▸ INPUT
● ● ● ● ●

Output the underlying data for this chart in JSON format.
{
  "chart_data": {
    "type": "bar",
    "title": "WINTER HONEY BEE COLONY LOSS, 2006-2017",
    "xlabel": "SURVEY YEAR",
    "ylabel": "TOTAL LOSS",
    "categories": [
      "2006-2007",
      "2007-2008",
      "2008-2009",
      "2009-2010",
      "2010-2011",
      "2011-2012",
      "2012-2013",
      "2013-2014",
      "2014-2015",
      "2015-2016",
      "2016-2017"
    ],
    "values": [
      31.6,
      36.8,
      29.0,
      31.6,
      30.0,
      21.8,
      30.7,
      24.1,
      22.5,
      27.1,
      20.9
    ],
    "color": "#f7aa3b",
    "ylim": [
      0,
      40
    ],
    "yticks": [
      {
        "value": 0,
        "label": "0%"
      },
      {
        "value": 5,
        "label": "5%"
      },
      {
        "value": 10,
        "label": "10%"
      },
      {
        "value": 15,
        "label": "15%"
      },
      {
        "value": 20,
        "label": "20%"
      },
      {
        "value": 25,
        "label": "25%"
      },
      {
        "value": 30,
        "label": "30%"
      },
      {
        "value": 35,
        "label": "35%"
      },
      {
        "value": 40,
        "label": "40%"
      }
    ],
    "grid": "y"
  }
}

● ● ● ● ●

Write the listing out again, exactly as shown above.

▸ PROBLEM SOLUTION
Output the underlying data for this chart in JSON format.
{
  "chart_data": {
    "type": "bar",
    "title": "WINTER HONEY BEE COLONY LOSS, 2006-2017",
    "xlabel": "SURVEY YEAR",
    "ylabel": "TOTAL LOSS",
    "categories": [
      "2006-2007",
      "2007-2008",
      "2008-2009",
      "2009-2010",
      "2010-2011",
      "2011-2012",
      "2012-2013",
      "2013-2014",
      "2014-2015",
      "2015-2016",
      "2016-2017"
    ],
    "values": [
      31.6,
      36.8,
      29.0,
      31.6,
      30.0,
      21.8,
      30.7,
      24.1,
      22.5,
      27.1,
      20.9
    ],
    "color": "#f7aa3b",
    "ylim": [
      0,
      40
    ],
    "yticks": [
      {
        "value": 0,
        "label": "0%"
      },
      {
        "value": 5,
        "label": "5%"
      },
      {
        "value": 10,
        "label": "10%"
      },
      {
        "value": 15,
        "label": "15%"
      },
      {
        "value": 20,
        "label": "20%"
      },
      {
        "value": 25,
        "label": "25%"
      },
      {
        "value": 30,
        "label": "30%"
      },
      {
        "value": 35,
        "label": "35%"
      },
      {
        "value": 40,
        "label": "40%"
      }
    ],
    "grid": "y"
  }
}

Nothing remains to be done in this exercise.